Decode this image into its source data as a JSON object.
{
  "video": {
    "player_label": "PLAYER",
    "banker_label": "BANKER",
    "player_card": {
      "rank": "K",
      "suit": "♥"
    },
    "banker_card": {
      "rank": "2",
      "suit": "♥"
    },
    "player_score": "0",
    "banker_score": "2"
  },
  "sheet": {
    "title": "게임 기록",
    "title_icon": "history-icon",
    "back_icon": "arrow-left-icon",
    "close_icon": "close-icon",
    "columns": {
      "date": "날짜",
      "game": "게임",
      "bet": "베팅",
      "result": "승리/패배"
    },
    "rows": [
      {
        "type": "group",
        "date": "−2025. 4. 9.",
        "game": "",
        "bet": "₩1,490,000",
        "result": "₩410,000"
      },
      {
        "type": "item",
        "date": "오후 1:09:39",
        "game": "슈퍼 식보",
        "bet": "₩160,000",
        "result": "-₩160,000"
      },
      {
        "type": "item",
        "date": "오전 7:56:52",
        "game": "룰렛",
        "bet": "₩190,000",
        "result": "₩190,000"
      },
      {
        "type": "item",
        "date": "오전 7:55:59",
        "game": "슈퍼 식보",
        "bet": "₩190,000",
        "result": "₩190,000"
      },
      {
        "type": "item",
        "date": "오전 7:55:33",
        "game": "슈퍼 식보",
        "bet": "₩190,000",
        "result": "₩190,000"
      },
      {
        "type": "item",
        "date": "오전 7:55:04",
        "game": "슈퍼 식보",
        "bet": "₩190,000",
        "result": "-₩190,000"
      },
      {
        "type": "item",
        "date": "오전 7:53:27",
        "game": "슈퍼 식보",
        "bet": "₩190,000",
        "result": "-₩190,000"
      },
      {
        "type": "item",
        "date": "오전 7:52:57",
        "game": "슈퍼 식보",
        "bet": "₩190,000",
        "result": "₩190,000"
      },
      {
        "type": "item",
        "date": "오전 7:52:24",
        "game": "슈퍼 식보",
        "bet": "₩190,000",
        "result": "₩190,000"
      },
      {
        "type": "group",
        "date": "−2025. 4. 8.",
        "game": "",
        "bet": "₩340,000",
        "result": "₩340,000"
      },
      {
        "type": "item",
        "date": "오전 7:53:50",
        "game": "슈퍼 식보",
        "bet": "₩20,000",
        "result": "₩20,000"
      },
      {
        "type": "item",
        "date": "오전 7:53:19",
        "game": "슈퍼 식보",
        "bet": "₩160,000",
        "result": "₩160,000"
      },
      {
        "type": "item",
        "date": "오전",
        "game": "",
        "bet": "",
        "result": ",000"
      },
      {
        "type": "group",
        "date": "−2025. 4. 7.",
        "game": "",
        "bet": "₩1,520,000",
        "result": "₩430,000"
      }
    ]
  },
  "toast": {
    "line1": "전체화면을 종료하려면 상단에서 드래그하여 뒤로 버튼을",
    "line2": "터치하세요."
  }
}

§ **WHAT TO WORK ON**: Reproduce the entries above in full, verbatim.

§ **EXPECTED ANSWER**:
Decode this image into its source data as a JSON object.
{
  "video": {
    "player_label": "PLAYER",
    "banker_label": "BANKER",
    "player_card": {
      "rank": "K",
      "suit": "♥"
    },
    "banker_card": {
      "rank": "2",
      "suit": "♥"
    },
    "player_score": "0",
    "banker_score": "2"
  },
  "sheet": {
    "title": "게임 기록",
    "title_icon": "history-icon",
    "back_icon": "arrow-left-icon",
    "close_icon": "close-icon",
    "columns": {
      "date": "날짜",
      "game": "게임",
      "bet": "베팅",
      "result": "승리/패배"
    },
    "rows": [
      {
        "type": "group",
        "date": "−2025. 4. 9.",
        "game": "",
        "bet": "₩1,490,000",
        "result": "₩410,000"
      },
      {
        "type": "item",
        "date": "오후 1:09:39",
        "game": "슈퍼 식보",
        "bet": "₩160,000",
        "result": "-₩160,000"
      },
      {
        "type": "item",
        "date": "오전 7:56:52",
        "game": "룰렛",
        "bet": "₩190,000",
        "result": "₩190,000"
      },
      {
        "type": "item",
        "date": "오전 7:55:59",
        "game": "슈퍼 식보",
        "bet": "₩190,000",
        "result": "₩190,000"
      },
      {
        "type": "item",
        "date": "오전 7:55:33",
        "game": "슈퍼 식보",
        "bet": "₩190,000",
        "result": "₩190,000"
      },
      {
        "type": "item",
        "date": "오전 7:55:04",
        "game": "슈퍼 식보",
        "bet": "₩190,000",
        "result": "-₩190,000"
      },
      {
        "type": "item",
        "date": "오전 7:53:27",
        "game": "슈퍼 식보",
        "bet": "₩190,000",
        "result": "-₩190,000"
      },
      {
        "type": "item",
        "date": "오전 7:52:57",
        "game": "슈퍼 식보",
        "bet": "₩190,000",
        "result": "₩190,000"
      },
      {
        "type": "item",
        "date": "오전 7:52:24",
        "game": "슈퍼 식보",
        "bet": "₩190,000",
        "result": "₩190,000"
      },
      {
        "type": "group",
        "date": "−2025. 4. 8.",
        "game": "",
        "bet": "₩340,000",
        "result": "₩340,000"
      },
      {
        "type": "item",
        "date": "오전 7:53:50",
        "game": "슈퍼 식보",
        "bet": "₩20,000",
        "result": "₩20,000"
      },
      {
        "type": "item",
        "date": "오전 7:53:19",
        "game": "슈퍼 식보",
        "bet": "₩160,000",
        "result": "₩160,000"
      },
      {
        "type": "item",
        "date": "오전",
        "game": "",
        "bet": "",
        "result": ",000"
      },
      {
        "type": "group",
        "date": "−2025. 4. 7.",
        "game": "",
        "bet": "₩1,520,000",
        "result": "₩430,000"
      }
    ]
  },
  "toast": {
    "line1": "전체화면을 종료하려면 상단에서 드래그하여 뒤로 버튼을",
    "line2": "터치하세요."
  }
}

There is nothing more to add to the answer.